What the task asks: In the records that follow, show each line where the word "highlighted" is present.

Records provided:
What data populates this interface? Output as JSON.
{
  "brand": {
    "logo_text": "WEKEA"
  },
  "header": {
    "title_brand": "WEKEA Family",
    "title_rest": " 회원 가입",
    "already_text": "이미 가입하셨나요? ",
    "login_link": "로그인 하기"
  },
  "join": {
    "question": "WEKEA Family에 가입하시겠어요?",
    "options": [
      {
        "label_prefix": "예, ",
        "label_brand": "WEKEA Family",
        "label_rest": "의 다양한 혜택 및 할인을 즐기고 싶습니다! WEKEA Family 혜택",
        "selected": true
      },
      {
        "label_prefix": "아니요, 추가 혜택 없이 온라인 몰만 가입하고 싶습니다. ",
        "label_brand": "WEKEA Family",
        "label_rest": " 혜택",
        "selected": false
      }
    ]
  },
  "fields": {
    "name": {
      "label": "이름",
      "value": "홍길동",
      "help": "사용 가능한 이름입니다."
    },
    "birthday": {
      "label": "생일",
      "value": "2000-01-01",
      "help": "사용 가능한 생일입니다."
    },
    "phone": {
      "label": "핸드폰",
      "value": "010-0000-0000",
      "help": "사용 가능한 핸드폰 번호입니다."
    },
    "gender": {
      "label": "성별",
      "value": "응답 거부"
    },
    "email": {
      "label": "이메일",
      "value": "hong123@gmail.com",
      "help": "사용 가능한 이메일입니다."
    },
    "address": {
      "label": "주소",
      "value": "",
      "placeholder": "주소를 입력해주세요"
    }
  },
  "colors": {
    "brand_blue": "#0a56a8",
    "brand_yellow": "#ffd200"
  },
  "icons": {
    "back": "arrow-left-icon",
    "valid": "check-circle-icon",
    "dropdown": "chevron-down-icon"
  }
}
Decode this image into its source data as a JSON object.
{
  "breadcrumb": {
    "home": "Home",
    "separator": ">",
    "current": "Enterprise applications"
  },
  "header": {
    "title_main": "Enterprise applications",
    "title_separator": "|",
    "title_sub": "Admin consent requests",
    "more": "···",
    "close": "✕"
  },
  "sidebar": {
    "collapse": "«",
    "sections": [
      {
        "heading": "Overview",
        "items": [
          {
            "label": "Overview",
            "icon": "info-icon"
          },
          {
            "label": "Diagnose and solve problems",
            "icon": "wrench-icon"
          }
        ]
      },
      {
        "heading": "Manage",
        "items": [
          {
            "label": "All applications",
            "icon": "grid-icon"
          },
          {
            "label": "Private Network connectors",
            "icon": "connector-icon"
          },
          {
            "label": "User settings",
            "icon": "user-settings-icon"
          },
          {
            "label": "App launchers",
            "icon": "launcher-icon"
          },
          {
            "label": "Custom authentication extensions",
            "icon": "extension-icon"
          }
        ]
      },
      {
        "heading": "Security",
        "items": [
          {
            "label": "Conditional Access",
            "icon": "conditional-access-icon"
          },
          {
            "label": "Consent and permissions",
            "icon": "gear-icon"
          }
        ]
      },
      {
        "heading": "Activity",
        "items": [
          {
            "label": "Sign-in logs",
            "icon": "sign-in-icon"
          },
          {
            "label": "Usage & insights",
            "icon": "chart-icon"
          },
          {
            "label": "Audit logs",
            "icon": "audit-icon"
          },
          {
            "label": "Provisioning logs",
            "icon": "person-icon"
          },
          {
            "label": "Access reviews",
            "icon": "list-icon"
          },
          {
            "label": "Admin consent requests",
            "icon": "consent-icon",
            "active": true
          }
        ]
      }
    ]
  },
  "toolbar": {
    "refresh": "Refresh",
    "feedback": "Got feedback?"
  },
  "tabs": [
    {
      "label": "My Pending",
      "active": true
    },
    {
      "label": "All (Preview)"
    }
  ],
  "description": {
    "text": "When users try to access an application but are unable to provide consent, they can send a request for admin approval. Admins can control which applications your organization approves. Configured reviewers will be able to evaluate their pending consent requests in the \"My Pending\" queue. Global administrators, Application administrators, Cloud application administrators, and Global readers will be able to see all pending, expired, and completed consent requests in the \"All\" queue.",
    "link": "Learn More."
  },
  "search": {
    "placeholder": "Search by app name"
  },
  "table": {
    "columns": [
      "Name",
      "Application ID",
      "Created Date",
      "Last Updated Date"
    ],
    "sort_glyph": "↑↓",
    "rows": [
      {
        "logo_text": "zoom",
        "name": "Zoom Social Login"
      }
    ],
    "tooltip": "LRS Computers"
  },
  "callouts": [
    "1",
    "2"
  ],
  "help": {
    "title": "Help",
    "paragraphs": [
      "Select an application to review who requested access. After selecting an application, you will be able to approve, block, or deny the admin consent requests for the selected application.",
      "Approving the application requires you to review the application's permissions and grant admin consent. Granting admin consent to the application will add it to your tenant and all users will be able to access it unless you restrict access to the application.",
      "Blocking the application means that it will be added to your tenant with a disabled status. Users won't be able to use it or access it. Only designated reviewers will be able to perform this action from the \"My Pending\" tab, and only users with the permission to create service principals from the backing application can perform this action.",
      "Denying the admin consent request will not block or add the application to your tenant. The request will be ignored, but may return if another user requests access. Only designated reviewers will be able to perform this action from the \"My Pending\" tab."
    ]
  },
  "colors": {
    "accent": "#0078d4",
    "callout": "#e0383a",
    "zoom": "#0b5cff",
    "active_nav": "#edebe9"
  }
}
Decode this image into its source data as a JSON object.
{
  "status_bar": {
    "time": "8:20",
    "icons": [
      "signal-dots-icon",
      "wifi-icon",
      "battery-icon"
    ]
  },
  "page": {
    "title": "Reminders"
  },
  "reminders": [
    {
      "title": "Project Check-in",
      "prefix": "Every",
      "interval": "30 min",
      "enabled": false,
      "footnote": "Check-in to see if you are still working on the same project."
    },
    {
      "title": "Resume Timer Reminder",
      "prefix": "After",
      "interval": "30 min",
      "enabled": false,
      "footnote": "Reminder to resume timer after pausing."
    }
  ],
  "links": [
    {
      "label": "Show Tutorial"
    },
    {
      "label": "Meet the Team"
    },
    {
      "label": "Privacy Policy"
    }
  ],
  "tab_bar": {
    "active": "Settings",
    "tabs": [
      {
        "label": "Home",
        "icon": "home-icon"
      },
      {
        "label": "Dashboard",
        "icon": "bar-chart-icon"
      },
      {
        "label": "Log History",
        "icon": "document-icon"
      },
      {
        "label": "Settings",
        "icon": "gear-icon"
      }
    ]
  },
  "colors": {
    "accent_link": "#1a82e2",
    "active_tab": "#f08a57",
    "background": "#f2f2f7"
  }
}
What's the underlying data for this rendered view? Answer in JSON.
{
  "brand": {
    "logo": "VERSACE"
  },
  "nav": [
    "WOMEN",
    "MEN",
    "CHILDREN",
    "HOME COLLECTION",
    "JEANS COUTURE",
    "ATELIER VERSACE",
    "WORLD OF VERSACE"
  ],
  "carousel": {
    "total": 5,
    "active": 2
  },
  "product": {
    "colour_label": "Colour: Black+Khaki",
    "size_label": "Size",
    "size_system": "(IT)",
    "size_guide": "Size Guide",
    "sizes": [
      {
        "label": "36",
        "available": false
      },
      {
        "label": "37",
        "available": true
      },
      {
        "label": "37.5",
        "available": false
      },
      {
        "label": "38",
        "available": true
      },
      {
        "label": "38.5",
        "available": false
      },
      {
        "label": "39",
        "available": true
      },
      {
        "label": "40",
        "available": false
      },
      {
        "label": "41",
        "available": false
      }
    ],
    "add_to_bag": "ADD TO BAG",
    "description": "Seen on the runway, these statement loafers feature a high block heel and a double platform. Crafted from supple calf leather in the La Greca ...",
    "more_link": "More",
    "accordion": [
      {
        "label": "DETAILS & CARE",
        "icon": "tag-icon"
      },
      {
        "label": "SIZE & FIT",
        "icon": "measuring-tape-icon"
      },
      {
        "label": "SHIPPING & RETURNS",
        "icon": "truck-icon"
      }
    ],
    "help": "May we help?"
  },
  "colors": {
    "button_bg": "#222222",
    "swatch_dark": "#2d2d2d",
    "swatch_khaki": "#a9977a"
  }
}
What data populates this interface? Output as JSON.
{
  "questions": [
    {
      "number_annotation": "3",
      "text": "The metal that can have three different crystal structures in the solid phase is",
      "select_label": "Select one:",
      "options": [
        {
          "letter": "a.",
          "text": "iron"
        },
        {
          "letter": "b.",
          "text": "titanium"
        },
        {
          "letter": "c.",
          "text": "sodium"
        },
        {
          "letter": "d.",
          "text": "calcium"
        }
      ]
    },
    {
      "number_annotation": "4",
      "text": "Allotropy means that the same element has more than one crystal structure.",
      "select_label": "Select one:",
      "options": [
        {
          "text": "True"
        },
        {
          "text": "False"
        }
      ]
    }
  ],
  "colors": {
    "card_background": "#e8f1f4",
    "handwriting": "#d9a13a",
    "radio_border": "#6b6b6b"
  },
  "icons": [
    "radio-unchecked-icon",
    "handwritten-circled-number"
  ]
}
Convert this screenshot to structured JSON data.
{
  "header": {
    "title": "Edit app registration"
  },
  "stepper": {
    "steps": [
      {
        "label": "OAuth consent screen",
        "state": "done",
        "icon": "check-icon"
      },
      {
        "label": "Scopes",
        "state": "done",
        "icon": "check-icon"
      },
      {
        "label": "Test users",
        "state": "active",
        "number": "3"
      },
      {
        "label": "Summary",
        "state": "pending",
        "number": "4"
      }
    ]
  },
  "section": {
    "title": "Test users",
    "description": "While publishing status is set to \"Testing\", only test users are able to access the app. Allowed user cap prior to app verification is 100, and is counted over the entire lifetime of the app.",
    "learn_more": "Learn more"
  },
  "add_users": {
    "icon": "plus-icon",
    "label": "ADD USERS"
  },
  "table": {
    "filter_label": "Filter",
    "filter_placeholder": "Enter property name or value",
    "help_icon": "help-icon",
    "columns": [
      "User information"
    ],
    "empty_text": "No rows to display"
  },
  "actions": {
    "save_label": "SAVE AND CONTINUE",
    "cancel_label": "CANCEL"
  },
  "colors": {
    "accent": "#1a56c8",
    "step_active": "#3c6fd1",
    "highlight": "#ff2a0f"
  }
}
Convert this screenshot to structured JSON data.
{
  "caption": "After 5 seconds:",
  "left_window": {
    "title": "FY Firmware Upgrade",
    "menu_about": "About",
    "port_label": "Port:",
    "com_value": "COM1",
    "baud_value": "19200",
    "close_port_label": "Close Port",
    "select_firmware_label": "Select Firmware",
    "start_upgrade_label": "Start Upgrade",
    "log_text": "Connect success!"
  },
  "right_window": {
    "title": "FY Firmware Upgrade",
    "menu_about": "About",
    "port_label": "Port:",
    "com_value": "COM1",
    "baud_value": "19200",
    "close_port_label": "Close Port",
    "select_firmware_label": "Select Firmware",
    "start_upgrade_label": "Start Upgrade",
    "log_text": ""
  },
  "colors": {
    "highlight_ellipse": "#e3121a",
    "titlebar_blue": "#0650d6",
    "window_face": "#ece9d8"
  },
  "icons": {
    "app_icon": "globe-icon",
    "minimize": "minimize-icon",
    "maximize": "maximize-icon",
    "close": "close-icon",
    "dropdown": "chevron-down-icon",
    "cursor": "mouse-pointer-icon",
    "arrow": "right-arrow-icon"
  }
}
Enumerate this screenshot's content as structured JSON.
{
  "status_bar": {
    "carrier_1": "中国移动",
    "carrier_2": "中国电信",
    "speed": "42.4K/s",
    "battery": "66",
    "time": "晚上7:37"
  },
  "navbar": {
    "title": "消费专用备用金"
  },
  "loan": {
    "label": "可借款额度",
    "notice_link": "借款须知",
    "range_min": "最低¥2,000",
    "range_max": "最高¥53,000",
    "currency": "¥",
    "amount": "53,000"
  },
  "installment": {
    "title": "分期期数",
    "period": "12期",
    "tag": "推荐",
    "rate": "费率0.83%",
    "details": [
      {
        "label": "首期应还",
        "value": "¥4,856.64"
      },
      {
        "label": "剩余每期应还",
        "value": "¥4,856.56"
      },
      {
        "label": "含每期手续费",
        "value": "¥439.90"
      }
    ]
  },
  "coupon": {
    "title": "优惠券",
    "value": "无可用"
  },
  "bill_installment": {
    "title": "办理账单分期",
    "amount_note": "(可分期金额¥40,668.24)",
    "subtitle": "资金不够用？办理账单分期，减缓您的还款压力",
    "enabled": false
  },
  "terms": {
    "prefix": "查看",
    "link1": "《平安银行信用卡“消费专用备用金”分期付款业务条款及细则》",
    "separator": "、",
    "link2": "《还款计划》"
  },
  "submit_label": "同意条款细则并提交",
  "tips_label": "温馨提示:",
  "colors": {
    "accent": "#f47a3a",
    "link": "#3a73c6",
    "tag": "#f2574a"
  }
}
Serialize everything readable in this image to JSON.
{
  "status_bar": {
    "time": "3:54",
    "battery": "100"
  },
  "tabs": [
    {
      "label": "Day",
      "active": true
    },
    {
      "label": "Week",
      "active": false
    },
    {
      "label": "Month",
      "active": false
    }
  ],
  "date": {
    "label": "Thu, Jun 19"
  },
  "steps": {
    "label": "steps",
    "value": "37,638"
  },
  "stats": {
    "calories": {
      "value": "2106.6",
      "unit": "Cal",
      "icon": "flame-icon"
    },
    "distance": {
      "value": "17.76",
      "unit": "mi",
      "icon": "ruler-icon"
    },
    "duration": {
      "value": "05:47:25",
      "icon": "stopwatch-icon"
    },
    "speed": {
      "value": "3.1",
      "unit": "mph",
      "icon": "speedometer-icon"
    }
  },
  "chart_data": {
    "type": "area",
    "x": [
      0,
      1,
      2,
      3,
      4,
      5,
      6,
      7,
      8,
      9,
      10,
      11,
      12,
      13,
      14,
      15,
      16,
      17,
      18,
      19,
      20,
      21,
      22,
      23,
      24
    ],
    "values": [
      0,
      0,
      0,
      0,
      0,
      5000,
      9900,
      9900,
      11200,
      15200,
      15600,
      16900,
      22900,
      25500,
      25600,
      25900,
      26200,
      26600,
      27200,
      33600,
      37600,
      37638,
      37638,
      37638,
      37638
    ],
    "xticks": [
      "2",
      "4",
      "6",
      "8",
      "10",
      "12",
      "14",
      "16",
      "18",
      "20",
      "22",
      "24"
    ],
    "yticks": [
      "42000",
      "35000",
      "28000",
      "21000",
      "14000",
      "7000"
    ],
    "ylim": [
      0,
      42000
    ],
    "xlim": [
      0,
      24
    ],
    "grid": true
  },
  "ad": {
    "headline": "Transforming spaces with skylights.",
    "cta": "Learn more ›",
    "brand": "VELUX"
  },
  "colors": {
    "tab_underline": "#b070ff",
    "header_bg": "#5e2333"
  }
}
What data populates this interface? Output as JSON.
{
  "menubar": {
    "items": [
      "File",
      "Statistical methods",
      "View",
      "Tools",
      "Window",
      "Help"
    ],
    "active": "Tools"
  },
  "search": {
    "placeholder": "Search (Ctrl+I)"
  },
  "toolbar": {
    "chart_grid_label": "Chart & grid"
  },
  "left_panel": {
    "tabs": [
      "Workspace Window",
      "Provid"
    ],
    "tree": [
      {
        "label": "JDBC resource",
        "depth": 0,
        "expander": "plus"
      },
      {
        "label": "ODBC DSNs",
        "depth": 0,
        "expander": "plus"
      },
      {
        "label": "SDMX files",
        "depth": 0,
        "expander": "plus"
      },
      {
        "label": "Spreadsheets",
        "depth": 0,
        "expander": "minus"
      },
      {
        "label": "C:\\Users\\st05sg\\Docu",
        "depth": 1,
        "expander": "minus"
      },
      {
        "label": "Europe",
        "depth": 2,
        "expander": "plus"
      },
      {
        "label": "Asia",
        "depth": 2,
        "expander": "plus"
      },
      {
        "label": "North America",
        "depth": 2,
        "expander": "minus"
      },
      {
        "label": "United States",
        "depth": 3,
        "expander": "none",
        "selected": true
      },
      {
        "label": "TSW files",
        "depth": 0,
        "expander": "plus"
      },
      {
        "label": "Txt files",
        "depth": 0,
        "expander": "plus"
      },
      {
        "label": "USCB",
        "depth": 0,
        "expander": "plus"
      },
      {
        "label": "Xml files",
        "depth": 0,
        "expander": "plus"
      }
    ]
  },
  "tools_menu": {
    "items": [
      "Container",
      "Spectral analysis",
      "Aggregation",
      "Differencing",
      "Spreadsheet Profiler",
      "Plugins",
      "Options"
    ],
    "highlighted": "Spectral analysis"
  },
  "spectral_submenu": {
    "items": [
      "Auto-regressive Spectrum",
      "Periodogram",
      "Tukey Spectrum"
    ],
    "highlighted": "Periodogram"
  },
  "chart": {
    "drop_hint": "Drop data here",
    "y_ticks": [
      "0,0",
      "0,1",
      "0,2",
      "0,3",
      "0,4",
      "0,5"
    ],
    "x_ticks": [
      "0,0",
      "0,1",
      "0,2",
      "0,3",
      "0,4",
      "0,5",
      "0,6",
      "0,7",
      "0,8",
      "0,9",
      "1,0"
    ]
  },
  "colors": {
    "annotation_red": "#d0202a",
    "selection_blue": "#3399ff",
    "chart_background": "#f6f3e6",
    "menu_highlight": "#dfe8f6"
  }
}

Expected answer:
    "highlighted": "Spectral analysis"
    "highlighted": "Periodogram"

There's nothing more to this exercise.